### Data supplied
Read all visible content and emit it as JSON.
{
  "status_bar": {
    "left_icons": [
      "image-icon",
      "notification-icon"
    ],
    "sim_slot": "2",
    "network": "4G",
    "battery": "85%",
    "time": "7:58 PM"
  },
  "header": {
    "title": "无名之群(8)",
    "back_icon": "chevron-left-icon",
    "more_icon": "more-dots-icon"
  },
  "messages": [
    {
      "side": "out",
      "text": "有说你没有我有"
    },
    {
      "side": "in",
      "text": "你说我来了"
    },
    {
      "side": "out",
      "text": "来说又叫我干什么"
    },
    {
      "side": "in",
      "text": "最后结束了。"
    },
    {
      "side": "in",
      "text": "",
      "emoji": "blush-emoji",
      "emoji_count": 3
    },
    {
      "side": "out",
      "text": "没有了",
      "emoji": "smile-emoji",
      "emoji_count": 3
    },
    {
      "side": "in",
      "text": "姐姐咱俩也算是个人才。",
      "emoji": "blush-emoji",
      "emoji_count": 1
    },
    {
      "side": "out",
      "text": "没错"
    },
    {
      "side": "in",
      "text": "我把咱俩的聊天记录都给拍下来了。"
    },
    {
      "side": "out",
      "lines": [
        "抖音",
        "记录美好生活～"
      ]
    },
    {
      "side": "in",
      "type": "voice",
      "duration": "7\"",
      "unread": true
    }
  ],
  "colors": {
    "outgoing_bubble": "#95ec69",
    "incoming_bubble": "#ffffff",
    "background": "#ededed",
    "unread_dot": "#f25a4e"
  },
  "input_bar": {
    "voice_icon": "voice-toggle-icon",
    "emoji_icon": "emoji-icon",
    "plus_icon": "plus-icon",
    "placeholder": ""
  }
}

### Written problem
Identify the lines above with the word "text". Copy them.

### The completed task
      "text": "有说你没有我有"
      "text": "你说我来了"
      "text": "来说又叫我干什么"
      "text": "最后结束了。"
      "text": "",
      "text": "没有了",
      "text": "姐姐咱俩也算是个人才。",
      "text": "没错"
      "text": "我把咱俩的聊天记录都给拍下来了。"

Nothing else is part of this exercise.